Welches Risiko letztlich aber schwerer wiegt, sollte im liberalen Rechtsstaat jeder urteilsfähige Mensch für sich selbst entscheiden können. Die Risiken der Impfung betreffen nicht die Gesundheit Dritter, sondern die Gesundheit der impfwilligen Person selbst, weshalb sich Dritte zurückzuhalten haben. Bei der Entscheidung etwa, eine Risikosportart auszuüben, ist dies ebenso.

Unbestritten ist freilich, dass entsprechende Verbote bei manchen Impfstoffen wohlbegründet sind. Erstens können einige Vektorimpfstoffe eine Immunität gegen den Vektor (das „Taxi“ des Wirkstoffs) auslösen und bei mehrmaliger Verabreichung ihre Wirkung verlieren. Zweitens ist eine Rationierung sinnvoll, wenn der Wirkstoff nicht in hinreichenden Mengen verfügbar ist. Und drittens können zu häufige Auffrischungsimpfungen die sogenannte Affinitätsreifung der Antikörper unterbinden, welche deren Spezifität und Wirksamkeit erhöht. 

Die ersten beiden Einwände sind für unsere Debatte nicht einschlägig. Die mRNA-Impfstoffe sind vektorfrei und müssen aufgrund der eingebrochenen Nachfrage nun regelmäßig vernichtet werden. Die potenzielle Unterbrechung der Affinitätsreifung spricht einen relevanten Einwand an, der allerdings gegen den zu erwartenden Nutzen zusätzlicher Impfungen abzuwägen ist. Jede weitere Impfung erhöht während eines gewissen Zeitintervalls den Antikörperspiegel und damit den Schutz vor Infektion. Abhängig davon, wie robust die Immunantwort auf die ersten Impfungen ausgefallen ist, kann dieser Vorteil klar überwiegen. Außerdem lässt sich dieser Einwand mit einer sinnvollen Empfehlung zum zeitlichen Mindestabstand zwischen Impfdosen entkräften.

━━━━━━━━━━━━━━━━━━━━━━━━━━━━━━

→ Ihre Aufgabe:
Geben Sie den Textauszug über zusätzliche Impfungen vollständig und Wort für Wort wieder. Die anschließenden Zeilen stammen aus einer anderen Quelle.

━━━━━━━━━━━━━━━━━━━━━━━━━━━━━━

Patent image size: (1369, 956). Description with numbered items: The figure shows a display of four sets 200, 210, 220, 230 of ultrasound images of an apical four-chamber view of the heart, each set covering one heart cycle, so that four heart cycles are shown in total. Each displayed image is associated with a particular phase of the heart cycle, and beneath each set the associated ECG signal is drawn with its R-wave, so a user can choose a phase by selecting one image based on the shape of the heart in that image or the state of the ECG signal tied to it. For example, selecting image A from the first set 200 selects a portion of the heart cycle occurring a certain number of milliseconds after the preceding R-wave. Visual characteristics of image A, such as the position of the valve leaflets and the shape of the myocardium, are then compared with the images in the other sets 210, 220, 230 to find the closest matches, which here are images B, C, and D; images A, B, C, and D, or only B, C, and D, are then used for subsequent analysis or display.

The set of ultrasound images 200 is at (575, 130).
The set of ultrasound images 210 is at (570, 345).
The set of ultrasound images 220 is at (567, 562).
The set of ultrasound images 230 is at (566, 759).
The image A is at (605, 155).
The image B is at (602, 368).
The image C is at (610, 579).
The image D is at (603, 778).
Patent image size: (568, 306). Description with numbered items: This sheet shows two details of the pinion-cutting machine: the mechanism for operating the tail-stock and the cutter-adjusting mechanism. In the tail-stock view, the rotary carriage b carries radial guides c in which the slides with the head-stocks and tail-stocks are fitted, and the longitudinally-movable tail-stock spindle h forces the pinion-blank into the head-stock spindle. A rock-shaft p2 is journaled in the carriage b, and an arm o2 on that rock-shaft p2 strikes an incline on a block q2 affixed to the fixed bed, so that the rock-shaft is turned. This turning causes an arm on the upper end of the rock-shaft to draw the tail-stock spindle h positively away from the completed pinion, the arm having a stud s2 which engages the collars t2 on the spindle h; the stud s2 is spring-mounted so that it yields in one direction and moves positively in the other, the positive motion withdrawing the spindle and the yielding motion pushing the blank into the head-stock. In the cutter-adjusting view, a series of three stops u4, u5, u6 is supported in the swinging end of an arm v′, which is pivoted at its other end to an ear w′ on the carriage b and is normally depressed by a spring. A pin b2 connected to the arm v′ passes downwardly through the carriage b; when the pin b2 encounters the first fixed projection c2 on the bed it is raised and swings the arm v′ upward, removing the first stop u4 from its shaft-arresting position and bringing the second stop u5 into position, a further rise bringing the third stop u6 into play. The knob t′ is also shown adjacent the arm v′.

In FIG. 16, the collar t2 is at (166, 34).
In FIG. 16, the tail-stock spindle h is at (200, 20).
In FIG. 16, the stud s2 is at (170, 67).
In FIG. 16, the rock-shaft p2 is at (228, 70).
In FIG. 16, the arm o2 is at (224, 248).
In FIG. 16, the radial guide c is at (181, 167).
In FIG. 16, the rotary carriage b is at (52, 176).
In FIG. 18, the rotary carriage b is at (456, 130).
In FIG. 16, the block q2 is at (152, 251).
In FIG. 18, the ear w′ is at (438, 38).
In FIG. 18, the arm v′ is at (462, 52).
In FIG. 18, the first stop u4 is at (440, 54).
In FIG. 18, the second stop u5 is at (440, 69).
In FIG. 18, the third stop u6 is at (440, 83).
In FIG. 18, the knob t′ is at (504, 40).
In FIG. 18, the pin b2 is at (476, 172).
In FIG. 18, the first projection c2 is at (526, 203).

━━━━━━━━━━━━━━━━━━━━━━━━━━━━━━

→ Erledigte Aufgabe:
Welches Risiko letztlich aber schwerer wiegt, sollte im liberalen Rechtsstaat jeder urteilsfähige Mensch für sich selbst entscheiden können. Die Risiken der Impfung betreffen nicht die Gesundheit Dritter, sondern die Gesundheit der impfwilligen Person selbst, weshalb sich Dritte zurückzuhalten haben. Bei der Entscheidung etwa, eine Risikosportart auszuüben, ist dies ebenso.

Unbestritten ist freilich, dass entsprechende Verbote bei manchen Impfstoffen wohlbegründet sind. Erstens können einige Vektorimpfstoffe eine Immunität gegen den Vektor (das „Taxi“ des Wirkstoffs) auslösen und bei mehrmaliger Verabreichung ihre Wirkung verlieren. Zweitens ist eine Rationierung sinnvoll, wenn der Wirkstoff nicht in hinreichenden Mengen verfügbar ist. Und drittens können zu häufige Auffrischungsimpfungen die sogenannte Affinitätsreifung der Antikörper unterbinden, welche deren Spezifität und Wirksamkeit erhöht. 

Die ersten beiden Einwände sind für unsere Debatte nicht einschlägig. Die mRNA-Impfstoffe sind vektorfrei und müssen aufgrund der eingebrochenen Nachfrage nun regelmäßig vernichtet werden. Die potenzielle Unterbrechung der Affinitätsreifung spricht einen relevanten Einwand an, der allerdings gegen den zu erwartenden Nutzen zusätzlicher Impfungen abzuwägen ist. Jede weitere Impfung erhöht während eines gewissen Zeitintervalls den Antikörperspiegel und damit den Schutz vor Infektion. Abhängig davon, wie robust die Immunantwort auf die ersten Impfungen ausgefallen ist, kann dieser Vorteil klar überwiegen. Außerdem lässt sich dieser Einwand mit einer sinnvollen Empfehlung zum zeitlichen Mindestabstand zwischen Impfdosen entkräften.